▶ **Try it**: Every entry must be output exactly as it was written.

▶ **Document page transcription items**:
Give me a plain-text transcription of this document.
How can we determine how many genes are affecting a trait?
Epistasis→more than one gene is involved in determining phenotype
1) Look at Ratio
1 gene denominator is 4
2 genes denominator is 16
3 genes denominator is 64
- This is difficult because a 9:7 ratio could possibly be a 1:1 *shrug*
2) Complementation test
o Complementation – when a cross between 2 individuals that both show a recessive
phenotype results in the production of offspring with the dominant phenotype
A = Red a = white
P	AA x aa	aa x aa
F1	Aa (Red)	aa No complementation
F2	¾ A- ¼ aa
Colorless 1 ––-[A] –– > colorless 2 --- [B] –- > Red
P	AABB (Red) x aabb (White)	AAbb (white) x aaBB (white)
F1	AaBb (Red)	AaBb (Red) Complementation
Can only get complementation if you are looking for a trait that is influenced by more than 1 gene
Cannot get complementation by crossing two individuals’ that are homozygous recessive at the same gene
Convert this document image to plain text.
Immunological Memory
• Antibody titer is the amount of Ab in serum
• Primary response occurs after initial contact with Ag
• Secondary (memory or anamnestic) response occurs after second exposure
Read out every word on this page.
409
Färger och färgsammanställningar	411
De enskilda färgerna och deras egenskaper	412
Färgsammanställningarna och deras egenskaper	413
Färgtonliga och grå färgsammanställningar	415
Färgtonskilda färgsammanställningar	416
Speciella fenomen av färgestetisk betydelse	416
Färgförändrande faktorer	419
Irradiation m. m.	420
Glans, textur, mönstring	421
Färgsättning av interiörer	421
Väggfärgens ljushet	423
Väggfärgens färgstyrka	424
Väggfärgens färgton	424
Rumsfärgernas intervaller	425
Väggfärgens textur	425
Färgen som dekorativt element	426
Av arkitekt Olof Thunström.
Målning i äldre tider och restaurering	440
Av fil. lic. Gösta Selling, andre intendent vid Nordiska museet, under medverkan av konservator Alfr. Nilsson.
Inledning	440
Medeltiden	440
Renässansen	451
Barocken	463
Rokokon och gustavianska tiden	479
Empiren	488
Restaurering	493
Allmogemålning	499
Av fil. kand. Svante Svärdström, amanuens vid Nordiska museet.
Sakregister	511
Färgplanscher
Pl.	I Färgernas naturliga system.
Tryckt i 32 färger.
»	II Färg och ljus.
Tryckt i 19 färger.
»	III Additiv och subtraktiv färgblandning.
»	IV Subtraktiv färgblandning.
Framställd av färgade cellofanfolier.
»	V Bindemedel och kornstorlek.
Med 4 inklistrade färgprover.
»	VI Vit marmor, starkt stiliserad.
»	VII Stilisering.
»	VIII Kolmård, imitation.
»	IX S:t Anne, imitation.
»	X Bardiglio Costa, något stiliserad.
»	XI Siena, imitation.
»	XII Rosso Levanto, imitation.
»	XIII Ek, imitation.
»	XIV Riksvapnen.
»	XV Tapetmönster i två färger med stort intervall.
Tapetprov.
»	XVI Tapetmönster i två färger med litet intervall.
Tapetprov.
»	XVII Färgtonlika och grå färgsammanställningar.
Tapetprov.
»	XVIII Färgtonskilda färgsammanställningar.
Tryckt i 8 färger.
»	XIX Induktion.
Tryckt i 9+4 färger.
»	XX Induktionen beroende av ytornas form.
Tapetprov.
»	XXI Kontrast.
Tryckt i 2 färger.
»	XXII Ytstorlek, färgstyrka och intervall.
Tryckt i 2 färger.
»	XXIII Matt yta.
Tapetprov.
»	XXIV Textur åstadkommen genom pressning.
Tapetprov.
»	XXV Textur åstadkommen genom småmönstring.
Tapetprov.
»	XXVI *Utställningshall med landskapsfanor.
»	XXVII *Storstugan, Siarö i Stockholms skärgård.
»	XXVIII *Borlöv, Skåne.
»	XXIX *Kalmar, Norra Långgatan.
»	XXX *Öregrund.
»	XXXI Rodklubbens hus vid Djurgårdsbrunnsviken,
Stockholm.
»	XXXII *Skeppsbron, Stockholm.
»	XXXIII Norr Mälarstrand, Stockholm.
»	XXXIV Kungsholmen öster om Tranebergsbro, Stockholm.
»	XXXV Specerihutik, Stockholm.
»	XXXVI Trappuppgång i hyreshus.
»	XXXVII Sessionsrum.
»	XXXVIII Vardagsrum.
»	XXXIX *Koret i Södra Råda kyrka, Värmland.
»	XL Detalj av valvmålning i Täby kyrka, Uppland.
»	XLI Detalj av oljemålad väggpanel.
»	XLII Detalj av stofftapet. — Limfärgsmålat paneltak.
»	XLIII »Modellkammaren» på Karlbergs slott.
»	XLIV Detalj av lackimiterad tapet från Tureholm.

▶ **Reply**:
Give me a plain-text transcription of this document.
How can we determine how many genes are affecting a trait?
Epistasis→more than one gene is involved in determining phenotype
1) Look at Ratio
1 gene denominator is 4
2 genes denominator is 16
3 genes denominator is 64
- This is difficult because a 9:7 ratio could possibly be a 1:1 *shrug*
2) Complementation test
o Complementation – when a cross between 2 individuals that both show a recessive
phenotype results in the production of offspring with the dominant phenotype
A = Red a = white
P	AA x aa	aa x aa
F1	Aa (Red)	aa No complementation
F2	¾ A- ¼ aa
Colorless 1 ––-[A] –– > colorless 2 --- [B] –- > Red
P	AABB (Red) x aabb (White)	AAbb (white) x aaBB (white)
F1	AaBb (Red)	AaBb (Red) Complementation
Can only get complementation if you are looking for a trait that is influenced by more than 1 gene
Cannot get complementation by crossing two individuals’ that are homozygous recessive at the same gene
Convert this document image to plain text.
Immunological Memory
• Antibody titer is the amount of Ab in serum
• Primary response occurs after initial contact with Ag
• Secondary (memory or anamnestic) response occurs after second exposure
Read out every word on this page.
409
Färger och färgsammanställningar	411
De enskilda färgerna och deras egenskaper	412
Färgsammanställningarna och deras egenskaper	413
Färgtonliga och grå färgsammanställningar	415
Färgtonskilda färgsammanställningar	416
Speciella fenomen av färgestetisk betydelse	416
Färgförändrande faktorer	419
Irradiation m. m.	420
Glans, textur, mönstring	421
Färgsättning av interiörer	421
Väggfärgens ljushet	423
Väggfärgens färgstyrka	424
Väggfärgens färgton	424
Rumsfärgernas intervaller	425
Väggfärgens textur	425
Färgen som dekorativt element	426
Av arkitekt Olof Thunström.
Målning i äldre tider och restaurering	440
Av fil. lic. Gösta Selling, andre intendent vid Nordiska museet, under medverkan av konservator Alfr. Nilsson.
Inledning	440
Medeltiden	440
Renässansen	451
Barocken	463
Rokokon och gustavianska tiden	479
Empiren	488
Restaurering	493
Allmogemålning	499
Av fil. kand. Svante Svärdström, amanuens vid Nordiska museet.
Sakregister	511
Färgplanscher
Pl.	I Färgernas naturliga system.
Tryckt i 32 färger.
»	II Färg och ljus.
Tryckt i 19 färger.
»	III Additiv och subtraktiv färgblandning.
»	IV Subtraktiv färgblandning.
Framställd av färgade cellofanfolier.
»	V Bindemedel och kornstorlek.
Med 4 inklistrade färgprover.
»	VI Vit marmor, starkt stiliserad.
»	VII Stilisering.
»	VIII Kolmård, imitation.
»	IX S:t Anne, imitation.
»	X Bardiglio Costa, något stiliserad.
»	XI Siena, imitation.
»	XII Rosso Levanto, imitation.
»	XIII Ek, imitation.
»	XIV Riksvapnen.
»	XV Tapetmönster i två färger med stort intervall.
Tapetprov.
»	XVI Tapetmönster i två färger med litet intervall.
Tapetprov.
»	XVII Färgtonlika och grå färgsammanställningar.
Tapetprov.
»	XVIII Färgtonskilda färgsammanställningar.
Tryckt i 8 färger.
»	XIX Induktion.
Tryckt i 9+4 färger.
»	XX Induktionen beroende av ytornas form.
Tapetprov.
»	XXI Kontrast.
Tryckt i 2 färger.
»	XXII Ytstorlek, färgstyrka och intervall.
Tryckt i 2 färger.
»	XXIII Matt yta.
Tapetprov.
»	XXIV Textur åstadkommen genom pressning.
Tapetprov.
»	XXV Textur åstadkommen genom småmönstring.
Tapetprov.
»	XXVI *Utställningshall med landskapsfanor.
»	XXVII *Storstugan, Siarö i Stockholms skärgård.
»	XXVIII *Borlöv, Skåne.
»	XXIX *Kalmar, Norra Långgatan.
»	XXX *Öregrund.
»	XXXI Rodklubbens hus vid Djurgårdsbrunnsviken,
Stockholm.
»	XXXII *Skeppsbron, Stockholm.
»	XXXIII Norr Mälarstrand, Stockholm.
»	XXXIV Kungsholmen öster om Tranebergsbro, Stockholm.
»	XXXV Specerihutik, Stockholm.
»	XXXVI Trappuppgång i hyreshus.
»	XXXVII Sessionsrum.
»	XXXVIII Vardagsrum.
»	XXXIX *Koret i Södra Råda kyrka, Värmland.
»	XL Detalj av valvmålning i Täby kyrka, Uppland.
»	XLI Detalj av oljemålad väggpanel.
»	XLII Detalj av stofftapet. — Limfärgsmålat paneltak.
»	XLIII »Modellkammaren» på Karlbergs slott.
»	XLIV Detalj av lackimiterad tapet från Tureholm.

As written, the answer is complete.